*SHORT TASK*: Every entry must be copied word for word.

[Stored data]
==============================
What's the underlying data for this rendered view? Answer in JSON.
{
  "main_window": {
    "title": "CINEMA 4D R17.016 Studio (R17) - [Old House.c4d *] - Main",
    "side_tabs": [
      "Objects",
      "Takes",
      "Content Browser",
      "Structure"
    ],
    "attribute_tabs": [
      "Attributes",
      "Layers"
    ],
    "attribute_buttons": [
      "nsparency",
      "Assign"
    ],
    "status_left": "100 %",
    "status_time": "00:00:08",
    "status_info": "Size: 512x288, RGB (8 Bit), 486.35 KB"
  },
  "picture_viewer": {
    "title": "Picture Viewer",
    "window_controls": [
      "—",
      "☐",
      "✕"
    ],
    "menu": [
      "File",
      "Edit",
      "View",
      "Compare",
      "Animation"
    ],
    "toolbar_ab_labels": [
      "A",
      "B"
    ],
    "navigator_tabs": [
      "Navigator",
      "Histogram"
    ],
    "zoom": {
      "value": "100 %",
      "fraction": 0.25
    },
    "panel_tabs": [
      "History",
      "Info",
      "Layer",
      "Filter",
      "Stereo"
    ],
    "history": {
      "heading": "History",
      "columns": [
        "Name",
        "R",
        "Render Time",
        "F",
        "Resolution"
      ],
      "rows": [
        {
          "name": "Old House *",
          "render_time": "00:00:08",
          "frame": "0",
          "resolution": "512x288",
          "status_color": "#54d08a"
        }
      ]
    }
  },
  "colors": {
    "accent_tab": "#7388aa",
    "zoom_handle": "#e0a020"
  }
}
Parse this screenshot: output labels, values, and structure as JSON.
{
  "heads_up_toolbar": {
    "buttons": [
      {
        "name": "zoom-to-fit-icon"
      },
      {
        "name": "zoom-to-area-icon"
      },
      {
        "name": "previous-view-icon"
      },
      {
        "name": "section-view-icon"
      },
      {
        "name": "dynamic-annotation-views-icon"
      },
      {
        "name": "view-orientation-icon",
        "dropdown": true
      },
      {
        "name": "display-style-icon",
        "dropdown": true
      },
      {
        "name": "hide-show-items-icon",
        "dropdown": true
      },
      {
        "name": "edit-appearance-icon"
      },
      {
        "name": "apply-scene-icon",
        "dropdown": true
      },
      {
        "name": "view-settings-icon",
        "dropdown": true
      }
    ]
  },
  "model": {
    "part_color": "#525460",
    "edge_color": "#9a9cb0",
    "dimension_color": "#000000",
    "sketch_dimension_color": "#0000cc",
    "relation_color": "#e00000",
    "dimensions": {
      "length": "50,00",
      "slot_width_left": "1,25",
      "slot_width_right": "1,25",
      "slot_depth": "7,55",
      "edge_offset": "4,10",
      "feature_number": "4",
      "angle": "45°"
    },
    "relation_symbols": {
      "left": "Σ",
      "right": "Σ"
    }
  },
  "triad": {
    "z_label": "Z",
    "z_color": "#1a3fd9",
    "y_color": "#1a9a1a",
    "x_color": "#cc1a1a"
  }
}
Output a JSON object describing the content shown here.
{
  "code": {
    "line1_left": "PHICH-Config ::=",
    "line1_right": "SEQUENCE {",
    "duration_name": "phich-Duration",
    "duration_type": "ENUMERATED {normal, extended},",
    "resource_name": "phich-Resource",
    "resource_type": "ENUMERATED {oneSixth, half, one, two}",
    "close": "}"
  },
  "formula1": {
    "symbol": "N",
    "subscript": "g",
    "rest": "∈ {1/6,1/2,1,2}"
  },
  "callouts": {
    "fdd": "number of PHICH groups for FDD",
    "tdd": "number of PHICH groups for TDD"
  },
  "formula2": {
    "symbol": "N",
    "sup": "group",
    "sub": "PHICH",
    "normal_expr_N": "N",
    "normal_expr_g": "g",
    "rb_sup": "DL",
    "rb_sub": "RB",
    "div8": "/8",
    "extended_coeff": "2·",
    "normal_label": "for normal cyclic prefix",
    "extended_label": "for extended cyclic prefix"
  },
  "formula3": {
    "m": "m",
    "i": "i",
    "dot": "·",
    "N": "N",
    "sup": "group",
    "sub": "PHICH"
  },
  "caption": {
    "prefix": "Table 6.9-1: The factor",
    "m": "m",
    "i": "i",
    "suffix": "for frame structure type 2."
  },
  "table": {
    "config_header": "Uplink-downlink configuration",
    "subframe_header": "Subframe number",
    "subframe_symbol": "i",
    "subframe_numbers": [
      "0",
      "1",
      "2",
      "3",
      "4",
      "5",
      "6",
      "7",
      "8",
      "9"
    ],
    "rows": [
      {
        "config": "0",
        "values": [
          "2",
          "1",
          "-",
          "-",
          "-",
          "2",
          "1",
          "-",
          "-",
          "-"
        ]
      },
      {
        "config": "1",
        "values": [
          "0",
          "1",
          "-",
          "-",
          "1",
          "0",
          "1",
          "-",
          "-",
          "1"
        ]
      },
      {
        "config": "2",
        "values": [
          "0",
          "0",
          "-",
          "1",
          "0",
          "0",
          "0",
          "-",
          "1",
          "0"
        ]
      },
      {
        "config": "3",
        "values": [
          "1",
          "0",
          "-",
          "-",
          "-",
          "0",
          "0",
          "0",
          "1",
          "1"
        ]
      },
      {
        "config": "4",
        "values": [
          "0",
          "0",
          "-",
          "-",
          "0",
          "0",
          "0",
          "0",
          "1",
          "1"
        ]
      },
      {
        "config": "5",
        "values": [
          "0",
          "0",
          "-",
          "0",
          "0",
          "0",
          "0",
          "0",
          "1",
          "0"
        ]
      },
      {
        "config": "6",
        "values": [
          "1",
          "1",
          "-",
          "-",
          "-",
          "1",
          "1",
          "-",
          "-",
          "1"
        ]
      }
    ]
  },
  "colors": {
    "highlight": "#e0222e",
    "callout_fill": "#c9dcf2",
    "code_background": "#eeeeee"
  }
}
==============================
*SOLUTION TO THIS PROBLEM*:
What's the underlying data for this rendered view? Answer in JSON.
{
  "main_window": {
    "title": "CINEMA 4D R17.016 Studio (R17) - [Old House.c4d *] - Main",
    "side_tabs": [
      "Objects",
      "Takes",
      "Content Browser",
      "Structure"
    ],
    "attribute_tabs": [
      "Attributes",
      "Layers"
    ],
    "attribute_buttons": [
      "nsparency",
      "Assign"
    ],
    "status_left": "100 %",
    "status_time": "00:00:08",
    "status_info": "Size: 512x288, RGB (8 Bit), 486.35 KB"
  },
  "picture_viewer": {
    "title": "Picture Viewer",
    "window_controls": [
      "—",
      "☐",
      "✕"
    ],
    "menu": [
      "File",
      "Edit",
      "View",
      "Compare",
      "Animation"
    ],
    "toolbar_ab_labels": [
      "A",
      "B"
    ],
    "navigator_tabs": [
      "Navigator",
      "Histogram"
    ],
    "zoom": {
      "value": "100 %",
      "fraction": 0.25
    },
    "panel_tabs": [
      "History",
      "Info",
      "Layer",
      "Filter",
      "Stereo"
    ],
    "history": {
      "heading": "History",
      "columns": [
        "Name",
        "R",
        "Render Time",
        "F",
        "Resolution"
      ],
      "rows": [
        {
          "name": "Old House *",
          "render_time": "00:00:08",
          "frame": "0",
          "resolution": "512x288",
          "status_color": "#54d08a"
        }
      ]
    }
  },
  "colors": {
    "accent_tab": "#7388aa",
    "zoom_handle": "#e0a020"
  }
}
Parse this screenshot: output labels, values, and structure as JSON.
{
  "heads_up_toolbar": {
    "buttons": [
      {
        "name": "zoom-to-fit-icon"
      },
      {
        "name": "zoom-to-area-icon"
      },
      {
        "name": "previous-view-icon"
      },
      {
        "name": "section-view-icon"
      },
      {
        "name": "dynamic-annotation-views-icon"
      },
      {
        "name": "view-orientation-icon",
        "dropdown": true
      },
      {
        "name": "display-style-icon",
        "dropdown": true
      },
      {
        "name": "hide-show-items-icon",
        "dropdown": true
      },
      {
        "name": "edit-appearance-icon"
      },
      {
        "name": "apply-scene-icon",
        "dropdown": true
      },
      {
        "name": "view-settings-icon",
        "dropdown": true
      }
    ]
  },
  "model": {
    "part_color": "#525460",
    "edge_color": "#9a9cb0",
    "dimension_color": "#000000",
    "sketch_dimension_color": "#0000cc",
    "relation_color": "#e00000",
    "dimensions": {
      "length": "50,00",
      "slot_width_left": "1,25",
      "slot_width_right": "1,25",
      "slot_depth": "7,55",
      "edge_offset": "4,10",
      "feature_number": "4",
      "angle": "45°"
    },
    "relation_symbols": {
      "left": "Σ",
      "right": "Σ"
    }
  },
  "triad": {
    "z_label": "Z",
    "z_color": "#1a3fd9",
    "y_color": "#1a9a1a",
    "x_color": "#cc1a1a"
  }
}
Output a JSON object describing the content shown here.
{
  "code": {
    "line1_left": "PHICH-Config ::=",
    "line1_right": "SEQUENCE {",
    "duration_name": "phich-Duration",
    "duration_type": "ENUMERATED {normal, extended},",
    "resource_name": "phich-Resource",
    "resource_type": "ENUMERATED {oneSixth, half, one, two}",
    "close": "}"
  },
  "formula1": {
    "symbol": "N",
    "subscript": "g",
    "rest": "∈ {1/6,1/2,1,2}"
  },
  "callouts": {
    "fdd": "number of PHICH groups for FDD",
    "tdd": "number of PHICH groups for TDD"
  },
  "formula2": {
    "symbol": "N",
    "sup": "group",
    "sub": "PHICH",
    "normal_expr_N": "N",
    "normal_expr_g": "g",
    "rb_sup": "DL",
    "rb_sub": "RB",
    "div8": "/8",
    "extended_coeff": "2·",
    "normal_label": "for normal cyclic prefix",
    "extended_label": "for extended cyclic prefix"
  },
  "formula3": {
    "m": "m",
    "i": "i",
    "dot": "·",
    "N": "N",
    "sup": "group",
    "sub": "PHICH"
  },
  "caption": {
    "prefix": "Table 6.9-1: The factor",
    "m": "m",
    "i": "i",
    "suffix": "for frame structure type 2."
  },
  "table": {
    "config_header": "Uplink-downlink configuration",
    "subframe_header": "Subframe number",
    "subframe_symbol": "i",
    "subframe_numbers": [
      "0",
      "1",
      "2",
      "3",
      "4",
      "5",
      "6",
      "7",
      "8",
      "9"
    ],
    "rows": [
      {
        "config": "0",
        "values": [
          "2",
          "1",
          "-",
          "-",
          "-",
          "2",
          "1",
          "-",
          "-",
          "-"
        ]
      },
      {
        "config": "1",
        "values": [
          "0",
          "1",
          "-",
          "-",
          "1",
          "0",
          "1",
          "-",
          "-",
          "1"
        ]
      },
      {
        "config": "2",
        "values": [
          "0",
          "0",
          "-",
          "1",
          "0",
          "0",
          "0",
          "-",
          "1",
          "0"
        ]
      },
      {
        "config": "3",
        "values": [
          "1",
          "0",
          "-",
          "-",
          "-",
          "0",
          "0",
          "0",
          "1",
          "1"
        ]
      },
      {
        "config": "4",
        "values": [
          "0",
          "0",
          "-",
          "-",
          "0",
          "0",
          "0",
          "0",
          "1",
          "1"
        ]
      },
      {
        "config": "5",
        "values": [
          "0",
          "0",
          "-",
          "0",
          "0",
          "0",
          "0",
          "0",
          "1",
          "0"
        ]
      },
      {
        "config": "6",
        "values": [
          "1",
          "1",
          "-",
          "-",
          "-",
          "1",
          "1",
          "-",
          "-",
          "1"
        ]
      }
    ]
  },
  "colors": {
    "highlight": "#e0222e",
    "callout_fill": "#c9dcf2",
    "code_background": "#eeeeee"
  }
}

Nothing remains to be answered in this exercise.